EXERCISE INSTRUCTIONS: Retype each line of the material exactly, please, skipping any picture in it.

INFORMATION PROVIDED:
○ ○ ○ ○ ○

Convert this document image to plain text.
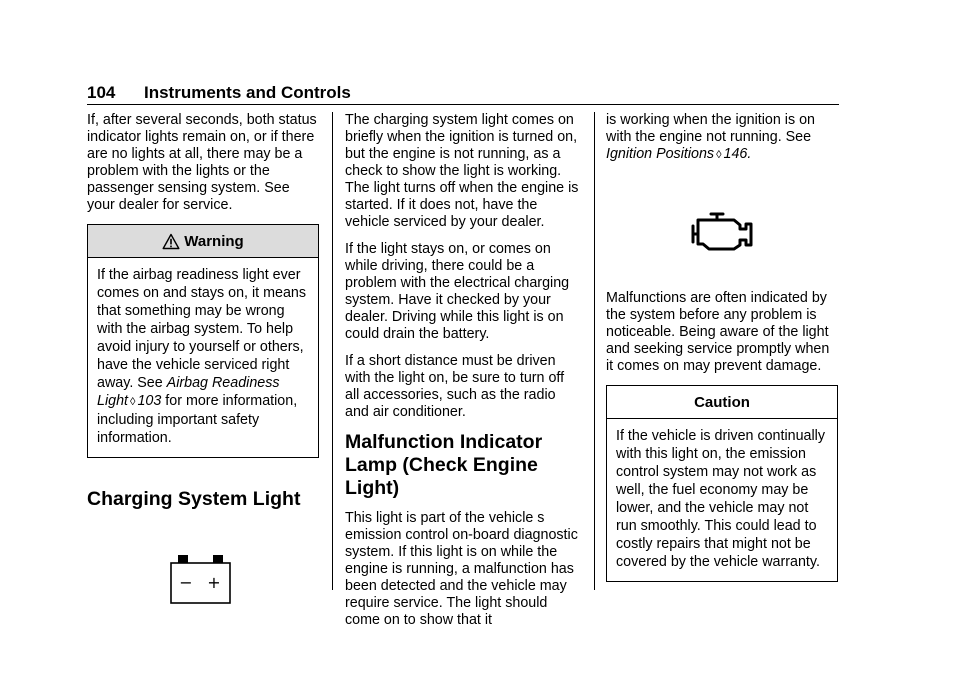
104 Instruments and Controls

If, after several seconds, both status indicator lights remain on, or if there are no lights at all, there may be a problem with the lights or the passenger sensing system. See your dealer for service.

Warning
If the airbag readiness light ever comes on and stays on, it means that something may be wrong with the airbag system. To help avoid injury to yourself or others, have the vehicle serviced right away. See Airbag Readiness Light ◊ 103 for more information, including important safety information.
Charging System Light
− +

The charging system light comes on briefly when the ignition is turned on, but the engine is not running, as a check to show the light is working. The light turns off when the engine is started. If it does not, have the vehicle serviced by your dealer.

If the light stays on, or comes on while driving, there could be a problem with the electrical charging system. Have it checked by your dealer. Driving while this light is on could drain the battery.

If a short distance must be driven with the light on, be sure to turn off all accessories, such as the radio and air conditioner.

Malfunction Indicator
Lamp (Check Engine
Light)

This light is part of the vehicle s emission control on-board diagnostic system. If this light is on while the engine is running, a malfunction has been detected and the vehicle may require service. The light should come on to show that it

is working when the ignition is on with the engine not running. See Ignition Positions ◊ 146.

Malfunctions are often indicated by the system before any problem is noticeable. Being aware of the light and seeking service promptly when it comes on may prevent damage.

Caution
If the vehicle is driven continually with this light on, the emission control system may not work as well, the fuel economy may be lower, and the vehicle may not run smoothly. This could lead to costly repairs that might not be covered by the vehicle warranty.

○ ○ ○ ○ ○

OUTPUT OF THE TASK:
Convert this document image to plain text.
104 Instruments and Controls

If, after several seconds, both status indicator lights remain on, or if there are no lights at all, there may be a problem with the lights or the passenger sensing system. See your dealer for service.

Warning
If the airbag readiness light ever comes on and stays on, it means that something may be wrong with the airbag system. To help avoid injury to yourself or others, have the vehicle serviced right away. See Airbag Readiness Light ◊ 103 for more information, including important safety information.
Charging System Light
− +

The charging system light comes on briefly when the ignition is turned on, but the engine is not running, as a check to show the light is working. The light turns off when the engine is started. If it does not, have the vehicle serviced by your dealer.

If the light stays on, or comes on while driving, there could be a problem with the electrical charging system. Have it checked by your dealer. Driving while this light is on could drain the battery.

If a short distance must be driven with the light on, be sure to turn off all accessories, such as the radio and air conditioner.

Malfunction Indicator
Lamp (Check Engine
Light)

This light is part of the vehicle s emission control on-board diagnostic system. If this light is on while the engine is running, a malfunction has been detected and the vehicle may require service. The light should come on to show that it

is working when the ignition is on with the engine not running. See Ignition Positions ◊ 146.

Malfunctions are often indicated by the system before any problem is noticeable. Being aware of the light and seeking service promptly when it comes on may prevent damage.

Caution
If the vehicle is driven continually with this light on, the emission control system may not work as well, the fuel economy may be lower, and the vehicle may not run smoothly. This could lead to costly repairs that might not be covered by the vehicle warranty.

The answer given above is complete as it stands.